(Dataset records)

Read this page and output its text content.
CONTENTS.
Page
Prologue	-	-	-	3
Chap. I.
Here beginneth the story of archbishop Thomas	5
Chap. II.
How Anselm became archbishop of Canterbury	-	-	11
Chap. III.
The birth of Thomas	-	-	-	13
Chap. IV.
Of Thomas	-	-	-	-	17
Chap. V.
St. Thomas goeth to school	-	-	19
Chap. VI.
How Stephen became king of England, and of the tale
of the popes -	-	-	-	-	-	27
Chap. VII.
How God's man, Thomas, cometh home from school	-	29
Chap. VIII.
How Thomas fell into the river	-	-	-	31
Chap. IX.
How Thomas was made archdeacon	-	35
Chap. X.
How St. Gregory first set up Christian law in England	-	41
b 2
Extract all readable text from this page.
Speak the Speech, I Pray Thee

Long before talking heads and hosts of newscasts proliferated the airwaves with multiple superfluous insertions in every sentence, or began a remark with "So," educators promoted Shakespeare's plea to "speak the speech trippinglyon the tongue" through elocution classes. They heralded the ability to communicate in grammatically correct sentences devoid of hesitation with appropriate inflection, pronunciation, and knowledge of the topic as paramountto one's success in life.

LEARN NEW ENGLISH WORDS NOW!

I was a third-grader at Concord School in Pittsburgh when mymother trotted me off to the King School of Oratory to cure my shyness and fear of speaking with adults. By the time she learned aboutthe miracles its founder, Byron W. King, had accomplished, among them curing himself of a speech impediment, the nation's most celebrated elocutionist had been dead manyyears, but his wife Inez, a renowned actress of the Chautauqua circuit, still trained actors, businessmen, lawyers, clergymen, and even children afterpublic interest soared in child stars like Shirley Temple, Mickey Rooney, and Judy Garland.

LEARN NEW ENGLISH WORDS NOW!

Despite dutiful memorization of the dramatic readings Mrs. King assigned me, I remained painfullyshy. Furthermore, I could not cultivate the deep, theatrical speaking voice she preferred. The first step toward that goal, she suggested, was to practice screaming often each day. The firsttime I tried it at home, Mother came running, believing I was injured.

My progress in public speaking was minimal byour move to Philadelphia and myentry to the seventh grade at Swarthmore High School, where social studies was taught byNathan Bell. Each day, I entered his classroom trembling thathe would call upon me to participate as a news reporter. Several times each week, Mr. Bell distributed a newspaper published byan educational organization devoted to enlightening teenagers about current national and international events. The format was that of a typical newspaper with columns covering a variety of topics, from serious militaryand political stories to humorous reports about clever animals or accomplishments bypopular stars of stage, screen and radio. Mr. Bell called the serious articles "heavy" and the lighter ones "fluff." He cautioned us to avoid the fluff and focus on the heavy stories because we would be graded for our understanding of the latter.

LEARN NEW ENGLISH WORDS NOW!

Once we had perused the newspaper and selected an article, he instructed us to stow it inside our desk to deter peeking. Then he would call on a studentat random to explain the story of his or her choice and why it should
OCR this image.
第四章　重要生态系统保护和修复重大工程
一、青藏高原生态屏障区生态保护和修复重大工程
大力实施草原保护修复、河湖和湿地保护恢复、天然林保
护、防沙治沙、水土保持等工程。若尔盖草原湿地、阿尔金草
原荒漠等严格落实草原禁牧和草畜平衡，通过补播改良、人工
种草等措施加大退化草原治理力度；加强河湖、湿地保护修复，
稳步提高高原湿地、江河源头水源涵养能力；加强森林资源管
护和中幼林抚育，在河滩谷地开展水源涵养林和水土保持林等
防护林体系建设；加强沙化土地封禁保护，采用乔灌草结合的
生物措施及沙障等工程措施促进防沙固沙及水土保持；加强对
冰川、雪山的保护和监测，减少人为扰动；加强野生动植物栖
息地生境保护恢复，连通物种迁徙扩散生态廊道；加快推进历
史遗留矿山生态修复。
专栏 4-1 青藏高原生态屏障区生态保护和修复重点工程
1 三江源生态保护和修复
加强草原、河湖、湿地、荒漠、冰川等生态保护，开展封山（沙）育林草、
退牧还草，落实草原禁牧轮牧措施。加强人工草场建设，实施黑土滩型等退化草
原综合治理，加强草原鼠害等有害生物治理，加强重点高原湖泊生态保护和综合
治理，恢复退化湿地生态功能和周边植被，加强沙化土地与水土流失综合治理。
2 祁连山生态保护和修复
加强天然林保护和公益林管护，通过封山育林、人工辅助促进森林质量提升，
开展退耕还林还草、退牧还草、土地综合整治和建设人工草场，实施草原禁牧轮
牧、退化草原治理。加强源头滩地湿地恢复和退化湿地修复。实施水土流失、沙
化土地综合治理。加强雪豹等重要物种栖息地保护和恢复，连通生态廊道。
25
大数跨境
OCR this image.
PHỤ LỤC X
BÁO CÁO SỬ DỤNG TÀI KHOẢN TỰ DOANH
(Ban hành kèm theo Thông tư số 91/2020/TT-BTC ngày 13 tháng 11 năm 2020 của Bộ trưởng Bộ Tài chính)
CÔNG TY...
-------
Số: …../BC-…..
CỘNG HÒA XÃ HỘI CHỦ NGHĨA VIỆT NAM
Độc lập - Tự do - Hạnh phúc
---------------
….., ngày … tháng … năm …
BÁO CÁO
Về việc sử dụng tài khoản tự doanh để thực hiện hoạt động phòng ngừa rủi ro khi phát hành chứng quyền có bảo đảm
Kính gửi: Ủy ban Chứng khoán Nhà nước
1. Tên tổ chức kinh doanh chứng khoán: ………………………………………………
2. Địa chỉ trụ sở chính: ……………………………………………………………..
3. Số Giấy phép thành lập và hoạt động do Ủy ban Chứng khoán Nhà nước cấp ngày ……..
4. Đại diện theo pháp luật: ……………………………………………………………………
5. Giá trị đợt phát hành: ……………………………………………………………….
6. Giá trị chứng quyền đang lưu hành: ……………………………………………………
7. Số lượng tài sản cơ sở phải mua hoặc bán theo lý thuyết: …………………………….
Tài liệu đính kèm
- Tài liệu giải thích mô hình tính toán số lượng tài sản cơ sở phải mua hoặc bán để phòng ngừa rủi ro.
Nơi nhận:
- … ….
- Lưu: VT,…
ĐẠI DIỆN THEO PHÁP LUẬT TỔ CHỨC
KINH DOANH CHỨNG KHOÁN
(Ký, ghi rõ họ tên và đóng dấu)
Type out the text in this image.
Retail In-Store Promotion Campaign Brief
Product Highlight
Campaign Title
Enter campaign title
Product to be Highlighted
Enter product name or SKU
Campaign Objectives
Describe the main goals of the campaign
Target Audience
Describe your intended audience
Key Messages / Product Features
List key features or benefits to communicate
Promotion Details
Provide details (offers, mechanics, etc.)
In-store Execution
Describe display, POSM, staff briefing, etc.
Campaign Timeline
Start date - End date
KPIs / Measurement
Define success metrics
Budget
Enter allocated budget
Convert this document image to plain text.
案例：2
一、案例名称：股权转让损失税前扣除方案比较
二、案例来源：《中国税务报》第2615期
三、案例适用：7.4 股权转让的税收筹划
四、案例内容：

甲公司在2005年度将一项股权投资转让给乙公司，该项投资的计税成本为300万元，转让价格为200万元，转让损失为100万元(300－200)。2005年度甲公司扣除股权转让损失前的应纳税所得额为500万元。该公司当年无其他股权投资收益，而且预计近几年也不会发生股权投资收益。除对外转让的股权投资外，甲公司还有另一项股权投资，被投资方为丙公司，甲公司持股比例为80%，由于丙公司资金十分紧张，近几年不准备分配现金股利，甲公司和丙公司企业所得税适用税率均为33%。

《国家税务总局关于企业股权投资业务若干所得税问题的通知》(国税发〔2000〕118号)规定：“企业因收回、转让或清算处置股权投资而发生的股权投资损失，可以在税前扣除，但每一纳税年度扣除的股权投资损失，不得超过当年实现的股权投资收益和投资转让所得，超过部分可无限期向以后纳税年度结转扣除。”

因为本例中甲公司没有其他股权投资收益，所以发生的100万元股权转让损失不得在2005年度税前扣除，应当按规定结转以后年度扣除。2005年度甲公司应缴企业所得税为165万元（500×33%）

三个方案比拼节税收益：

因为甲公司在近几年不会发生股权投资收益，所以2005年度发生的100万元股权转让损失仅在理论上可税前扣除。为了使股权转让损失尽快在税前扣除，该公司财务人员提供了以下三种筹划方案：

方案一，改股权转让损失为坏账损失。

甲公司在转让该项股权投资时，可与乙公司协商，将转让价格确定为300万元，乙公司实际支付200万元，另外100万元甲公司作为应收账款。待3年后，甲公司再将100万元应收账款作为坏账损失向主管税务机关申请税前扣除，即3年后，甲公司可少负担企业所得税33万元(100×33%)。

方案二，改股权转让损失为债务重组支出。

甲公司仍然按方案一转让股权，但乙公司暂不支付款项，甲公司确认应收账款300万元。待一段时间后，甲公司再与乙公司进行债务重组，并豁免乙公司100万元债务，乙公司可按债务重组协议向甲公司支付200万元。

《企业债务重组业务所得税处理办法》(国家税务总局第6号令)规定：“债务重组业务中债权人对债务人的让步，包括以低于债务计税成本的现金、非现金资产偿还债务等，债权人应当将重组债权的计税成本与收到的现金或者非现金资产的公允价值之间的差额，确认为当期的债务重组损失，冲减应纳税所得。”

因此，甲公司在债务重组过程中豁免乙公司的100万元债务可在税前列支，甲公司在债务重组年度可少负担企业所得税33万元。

**EXERCISE INSTRUCTIONS**
Where a line in the entries holds "chính", copy that line.

**WRITTEN SOLUTION**
(Ban hành kèm theo Thông tư số 91/2020/TT-BTC ngày 13 tháng 11 năm 2020 của Bộ trưởng Bộ Tài chính)
2. Địa chỉ trụ sở chính: ……………………………………………………………..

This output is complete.